Renovation was started on the church on October 7, 1948 and rededicated July 14, 1963 as an All Faith Chapel. The building can now be rented for special meetings and weddings. If you are interested in using the Church for your special event, please contact our Utilities Department at 913-755-2146, Option 1.
John Brown, considered a fanatical abolitionist by some and a martyr by others, is closely associated with the proslavery and free-state struggle of the Kansas Territorial period (1854-1861). John Brown followed five of his sons to Kansas in 1855 where he saw an opportunity to help make Kansas a free state — bringing a wagon load of weapons along with him. He made headquarters at the log cabin belonging to his half-sister Florella Adair and her husband, the Reverend Samuel Adair.
In May of 1856, a small party consisting mainly of Brown and his sons raided the cabins of proslavery men, killing five of them. Up to that time there had been little bloodshed between proslavery and free-state groups. Brown’s raid brought retaliation. On August 30, 1856, Brown and his followers were attacked by a large force of border ruffians. In the “Battle of Osawatomie” five of Brown’s men, including one of his sons, were killed and the town of Osawatomie was burned.

Collected data =>

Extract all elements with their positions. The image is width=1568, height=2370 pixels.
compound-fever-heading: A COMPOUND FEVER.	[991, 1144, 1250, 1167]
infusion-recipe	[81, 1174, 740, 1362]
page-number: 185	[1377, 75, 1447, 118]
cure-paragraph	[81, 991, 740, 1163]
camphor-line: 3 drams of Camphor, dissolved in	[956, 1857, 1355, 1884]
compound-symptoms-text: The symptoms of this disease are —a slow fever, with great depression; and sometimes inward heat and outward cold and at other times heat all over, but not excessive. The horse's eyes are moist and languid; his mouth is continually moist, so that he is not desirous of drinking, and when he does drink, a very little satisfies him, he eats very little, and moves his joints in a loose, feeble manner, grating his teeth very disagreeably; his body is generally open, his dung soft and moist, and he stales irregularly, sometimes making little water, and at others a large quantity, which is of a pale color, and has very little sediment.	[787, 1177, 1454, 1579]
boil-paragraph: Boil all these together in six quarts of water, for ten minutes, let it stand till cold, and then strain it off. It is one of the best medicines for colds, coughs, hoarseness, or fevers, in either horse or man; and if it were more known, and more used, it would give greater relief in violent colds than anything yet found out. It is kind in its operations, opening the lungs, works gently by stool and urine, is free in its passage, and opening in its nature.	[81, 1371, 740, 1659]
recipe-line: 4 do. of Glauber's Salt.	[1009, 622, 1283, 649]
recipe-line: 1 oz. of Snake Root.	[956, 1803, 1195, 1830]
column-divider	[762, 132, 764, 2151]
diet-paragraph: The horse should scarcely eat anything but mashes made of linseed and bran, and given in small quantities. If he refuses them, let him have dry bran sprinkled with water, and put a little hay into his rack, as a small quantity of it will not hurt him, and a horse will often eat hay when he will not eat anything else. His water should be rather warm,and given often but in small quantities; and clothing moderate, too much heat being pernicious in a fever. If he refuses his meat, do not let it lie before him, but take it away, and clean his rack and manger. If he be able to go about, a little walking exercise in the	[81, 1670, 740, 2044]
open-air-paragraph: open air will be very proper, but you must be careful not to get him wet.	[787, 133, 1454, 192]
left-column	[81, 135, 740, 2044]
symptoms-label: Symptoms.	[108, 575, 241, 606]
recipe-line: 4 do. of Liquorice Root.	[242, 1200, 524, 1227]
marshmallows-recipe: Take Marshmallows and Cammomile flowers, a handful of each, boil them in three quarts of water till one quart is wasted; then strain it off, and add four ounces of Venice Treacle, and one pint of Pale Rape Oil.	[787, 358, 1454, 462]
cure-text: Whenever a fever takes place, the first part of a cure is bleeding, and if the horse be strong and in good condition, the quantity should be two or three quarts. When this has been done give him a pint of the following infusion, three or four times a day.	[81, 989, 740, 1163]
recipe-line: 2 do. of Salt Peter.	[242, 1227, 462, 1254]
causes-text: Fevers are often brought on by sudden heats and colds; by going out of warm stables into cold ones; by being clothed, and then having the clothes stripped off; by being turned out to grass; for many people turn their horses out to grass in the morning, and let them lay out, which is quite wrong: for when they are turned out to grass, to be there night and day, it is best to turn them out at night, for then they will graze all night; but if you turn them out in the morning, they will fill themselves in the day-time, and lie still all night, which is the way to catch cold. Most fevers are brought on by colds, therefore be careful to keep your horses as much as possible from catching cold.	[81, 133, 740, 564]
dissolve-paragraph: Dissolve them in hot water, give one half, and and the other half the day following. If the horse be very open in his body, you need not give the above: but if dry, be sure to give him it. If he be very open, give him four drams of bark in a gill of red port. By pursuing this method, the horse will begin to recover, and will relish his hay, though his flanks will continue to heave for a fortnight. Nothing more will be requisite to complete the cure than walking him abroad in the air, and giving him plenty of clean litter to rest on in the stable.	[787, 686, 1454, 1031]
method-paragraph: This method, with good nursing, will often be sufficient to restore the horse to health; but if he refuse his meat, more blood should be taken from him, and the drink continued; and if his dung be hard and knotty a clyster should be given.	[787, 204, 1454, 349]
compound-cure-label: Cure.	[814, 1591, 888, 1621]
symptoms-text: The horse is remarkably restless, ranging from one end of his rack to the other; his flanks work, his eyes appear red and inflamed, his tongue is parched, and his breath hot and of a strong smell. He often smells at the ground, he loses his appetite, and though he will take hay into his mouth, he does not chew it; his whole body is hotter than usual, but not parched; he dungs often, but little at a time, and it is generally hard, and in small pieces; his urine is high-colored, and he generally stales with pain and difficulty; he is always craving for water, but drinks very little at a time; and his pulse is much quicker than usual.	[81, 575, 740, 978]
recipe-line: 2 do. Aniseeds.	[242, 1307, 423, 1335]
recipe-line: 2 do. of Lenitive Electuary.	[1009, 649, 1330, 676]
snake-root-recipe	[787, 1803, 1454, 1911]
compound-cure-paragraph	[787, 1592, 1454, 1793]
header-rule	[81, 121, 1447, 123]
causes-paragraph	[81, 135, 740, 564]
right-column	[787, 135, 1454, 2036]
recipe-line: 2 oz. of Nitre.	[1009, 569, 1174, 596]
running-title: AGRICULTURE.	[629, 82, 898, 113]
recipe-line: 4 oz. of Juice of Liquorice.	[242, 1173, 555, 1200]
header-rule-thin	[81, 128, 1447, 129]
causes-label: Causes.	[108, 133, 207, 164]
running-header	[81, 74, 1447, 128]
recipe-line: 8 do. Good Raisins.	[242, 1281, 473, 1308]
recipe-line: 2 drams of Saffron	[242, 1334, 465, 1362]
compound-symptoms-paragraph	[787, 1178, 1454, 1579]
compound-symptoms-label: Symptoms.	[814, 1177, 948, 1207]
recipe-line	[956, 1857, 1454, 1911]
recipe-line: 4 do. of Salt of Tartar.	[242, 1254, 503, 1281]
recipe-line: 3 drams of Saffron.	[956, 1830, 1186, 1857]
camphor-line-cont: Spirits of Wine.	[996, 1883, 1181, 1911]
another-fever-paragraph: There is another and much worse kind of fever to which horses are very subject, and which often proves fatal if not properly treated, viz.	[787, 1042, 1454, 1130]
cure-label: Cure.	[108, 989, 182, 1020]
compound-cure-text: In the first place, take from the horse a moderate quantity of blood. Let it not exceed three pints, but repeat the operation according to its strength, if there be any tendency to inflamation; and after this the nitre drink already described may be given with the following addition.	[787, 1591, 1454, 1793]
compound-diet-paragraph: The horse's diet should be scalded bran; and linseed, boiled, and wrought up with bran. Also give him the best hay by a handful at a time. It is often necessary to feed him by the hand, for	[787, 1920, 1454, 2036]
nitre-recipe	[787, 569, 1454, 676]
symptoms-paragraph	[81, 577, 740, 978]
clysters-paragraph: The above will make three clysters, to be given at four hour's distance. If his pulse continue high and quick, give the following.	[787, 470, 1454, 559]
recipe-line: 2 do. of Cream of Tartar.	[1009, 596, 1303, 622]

What to produce => Carry the passage on John Brown and Osawatomie forward from its last sentence. The data stands apart from the text and has no connection to it.

Written reply =>
Brown was in and out of the area over the next few months and took part in the border skirmishes near Ft. Scott. Later, on December 23, he made a raid into Missouri to liberate slaves and other property from slaveholders. The group was hidden in the Adair Cabin and later safely made their way to Canada and freedom.
The John Brown State Historic Site is located in beautiful John Brown Memorial Park, which was dedicated by President Teddy Roosevelt in 1910. The family-oriented park sits on the site of the Battle of Osawatomie and houses the John Brown Museum, which includes the original Adair family cabin. Through artifacts and interpretation, visitors learn about the struggles of these early pioneers.
It took hard work and courage to take a firm stand against the spread of slavery into Kansas Territory. Kansas was admitted as a free state in 1861.
This land office building was built in 1854 and was used by the first mayor of Osawatomie, H.B. Smith, and his brother who were the first land patent agents in the territory. It was deeded to the city in 1954 by A.Q. Youngberg as a memorial to his wife.
Formerly a Tourist Information Center in the summers, it was operated by the Osawatomie Historical Society.
Dedicated May 18, 1995, the Trail of Death plaque, a memorial to the Pottawatomie Indians, is on this site.
The Creamery Bridge, which spans the Marais des Cygnes River at Eighth St., is one of two Marsh Arch triple span bridges located at Osawatomie. The other spans the Pottawatomie Creek at Sixth St., and both are on the National Register of Historic Places.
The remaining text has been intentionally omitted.